In the post about how a question moves through flagging, review and moderation, what does the writer say would be really awesome to have?

* _Source_
+++
My question is basically: What possible paths can a question take in its life, what actions can be performed on it, and what effects do these actions have? How is a question passed around through the various layers of flagging and reviewing and processing?

What would really be awesome is a flowchart of some kind.

I know these starting points, although I don't really know where it goes from there. Also it seems different per site, adding extra complication (with a subset of what I don't understand indicated in bold). Wall of bullets follows, but that's kind of the point; I think this list is an accurate representation of the confusion:

  • Open questions can be:
    • New ones are placed in first post review queue or automatically placed in low quality queue, I think, based on some heuristic?
    • Automatically deleted after a certain amount of time, provided their score is below a certain threshold, and... no answers have been given? Or accepted?
    • Closed. Moderators can perform any of these instantly, otherwise requires 5 votes:
      • Duplicate: Gold hammer or majority vote marks question as duplicate and closes.
        • Duplicates now also bring up this new dialog where OP can fast track the closure, I think.
      • Unclear/Broad/Opinion: Close reason attached, question closed.
      • Off-Topic -> Belongs on another site. Question... migrated automatically? What happens here?
      • Closed for other off-topic reasons: Close reason attached, question closed. Although some of these reasons link to other sites, but don't follow the migration path? (E.g. On SO there seems to be a difference between Off Topic -> Questions about General Computing belong on SU and Off Topic -> Another Site -> SU... right...?)
      • First vote puts in close review queue. Review queue exact counts are still fuzzied (I think). Review queue order is determined by some heuristic based on age and number of closevotes? (So I've heard)
    • Deleted directly by a moderator (unless there's a privilege that allows direct delete by users?) or OP (but not when it has an answer).
    • Migrated directly by a moderator (or possibly automatically from the paths above?) These appear in some list on 10K tools.
    • Edited
      • Instantly by OP, moderator, users with edit privileges
      • Suggested by registered users without privileges. Goes to edit review queue. Or OP can accept edit immediately.
      • Suggested by unregistered or anonymous users? Goes to edit review queue, or some other queue?
    • Flagged
      • For any of the reasons above
        • By a user with no closevote privileges. Then question goes to... what queue?
        • By a user with closevote privileges, then... what happens?Difference between e.g. voting to close as opinion-based and flagging as opinion-based?
      • VLQ: Goes to VLQ queue? Or, on the sites that have it, triage? Or help and improvement? Where does it go from here?
      • Spam: Some threshold of spam flags (how many?) cause question to be auto deleted by Community, and then, user banned? Spam flags also draw mod attention, or does it leave mods unbothered?
      • Offensive/abusive: Some threshold of flags auto deletes question?
      • Custom flags, goes to mods?
      • And for any of those flags; flag declined if and only if the question ends up in a queue and somebody raises a different kind of flag on it, or... what causes flags to show as declined, esp. on questions that end up closed via flags?
+++
* _Dataset content_
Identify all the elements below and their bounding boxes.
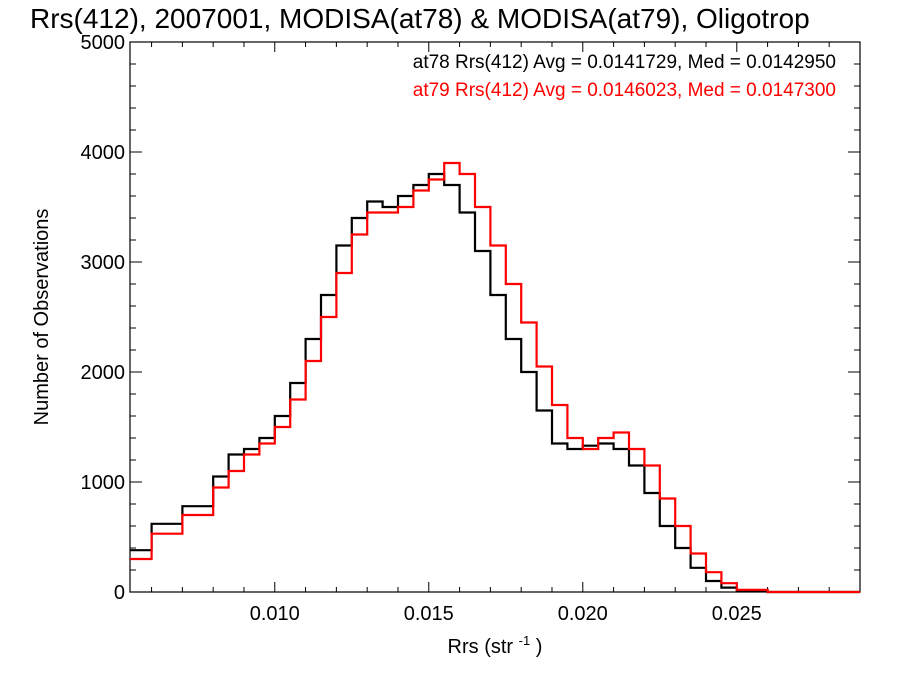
y-tick-label: 5000: [81, 32, 126, 54]
legend-entry-at79: at79 Rrs(412) Avg = 0.0146023, Med = 0.0…: [413, 80, 836, 101]
y-tick-label: 0: [114, 582, 125, 604]
y-tick-label: 3000: [81, 252, 126, 274]
y-axis-label: Number of Observations: [31, 209, 53, 426]
x-axis-label-main: Rrs (str: [448, 636, 514, 658]
y-axis-ticks: 0 1000 2000 3000 4000 5000: [81, 32, 860, 604]
series-line-at79: [130, 161, 860, 594]
y-tick-label: 4000: [81, 142, 126, 164]
x-axis-label-close: ): [536, 636, 543, 658]
x-tick-label: 0.020: [558, 603, 608, 625]
x-tick-label: 0.025: [712, 603, 762, 625]
chart-title: Rrs(412), 2007001, MODISA(at78) & MODISA…: [30, 3, 810, 34]
x-tick-label: 0.010: [250, 603, 300, 625]
plot-frame: [129, 41, 861, 593]
series-layer: [130, 161, 860, 594]
series-line-at78: [130, 172, 860, 594]
x-axis-label-superscript: -1: [519, 633, 531, 648]
x-tick-label: 0.015: [404, 603, 454, 625]
x-axis-ticks: 0.010 0.015 0.020 0.025: [151, 42, 861, 625]
y-tick-label: 1000: [81, 472, 126, 494]
x-axis-label: Rrs (str -1 ): [448, 628, 543, 658]
legend-entry-at78: at78 Rrs(412) Avg = 0.0141729, Med = 0.0…: [413, 52, 836, 73]
y-tick-label: 2000: [81, 362, 126, 384]
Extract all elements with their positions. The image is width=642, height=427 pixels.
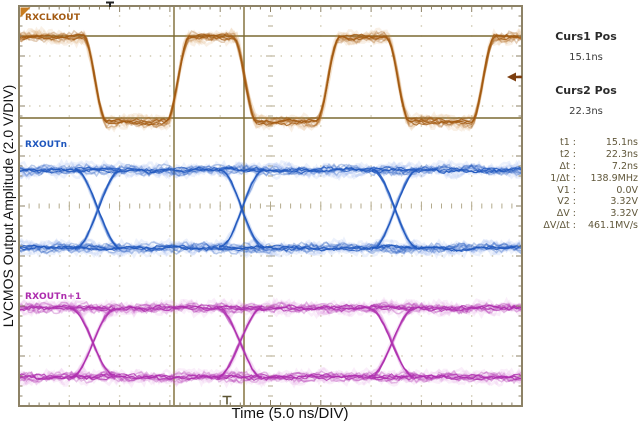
measurement-row: Δt : 7.2ns [524, 161, 638, 173]
trace-label-rxoutn: RXOUTn [25, 140, 68, 150]
x-axis-label: Time (5.0 ns/DIV) [231, 405, 349, 422]
trace-label-rxclkout: RXCLKOUT [25, 13, 81, 23]
trigger-level-arrow [507, 72, 522, 82]
measurement-value: 15.1ns [605, 137, 638, 148]
measurement-value: 3.32V [610, 208, 638, 220]
corner-marker [20, 7, 31, 18]
measurement-value: 138.9MHz [590, 172, 638, 184]
measurement-row: t1 : 15.1ns [524, 137, 638, 149]
measurement-row: V1 : 0.0V [524, 185, 638, 197]
cursor2-position-value: 22.3ns [569, 106, 603, 117]
measurement-row: 1/Δt : 138.9MHz [524, 173, 638, 185]
measurement-label: t1 : [560, 137, 576, 148]
measurement-value: 3.32V [610, 196, 638, 208]
cursor1-position-value: 15.1ns [569, 52, 603, 63]
measurement-label: Δt : [559, 160, 576, 172]
trace-label-rxoutn1: RXOUTn+1 [25, 292, 82, 302]
cursor2-position-heading: Curs2 Pos [555, 84, 617, 97]
measurement-label: V2 : [557, 196, 576, 208]
measurements-table: t1 : 15.1ns t2 : 22.3ns Δt : 7.2ns 1/Δt : 13… [524, 137, 638, 232]
measurement-label: ΔV/Δt : [543, 220, 576, 232]
top-trigger-marker [106, 1, 114, 7]
measurement-row: V2 : 3.32V [524, 196, 638, 208]
measurement-value: 0.0V [616, 184, 638, 196]
measurement-value: 461.1MV/s [587, 220, 638, 232]
measurement-value: 7.2ns [611, 160, 638, 172]
measurement-row: ΔV/Δt : 461.1MV/s [524, 220, 638, 232]
bottom-trigger-marker [222, 395, 232, 405]
measurement-label: 1/Δt : [550, 172, 576, 184]
measurement-label: ΔV : [556, 208, 576, 220]
measurement-row: ΔV : 3.32V [524, 208, 638, 220]
measurement-value: 22.3ns [605, 148, 638, 160]
y-axis-label: LVCMOS Output Amplitude (2.0 V/DIV) [0, 84, 16, 328]
measurement-row: t2 : 22.3ns [524, 149, 638, 161]
measurement-label: V1 : [557, 184, 576, 196]
graticule-border [18, 5, 523, 407]
measurement-label: t2 : [560, 148, 576, 160]
cursor1-position-heading: Curs1 Pos [555, 30, 617, 43]
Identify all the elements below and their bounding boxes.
+++
* _Correct output_
A flowchart of some kind.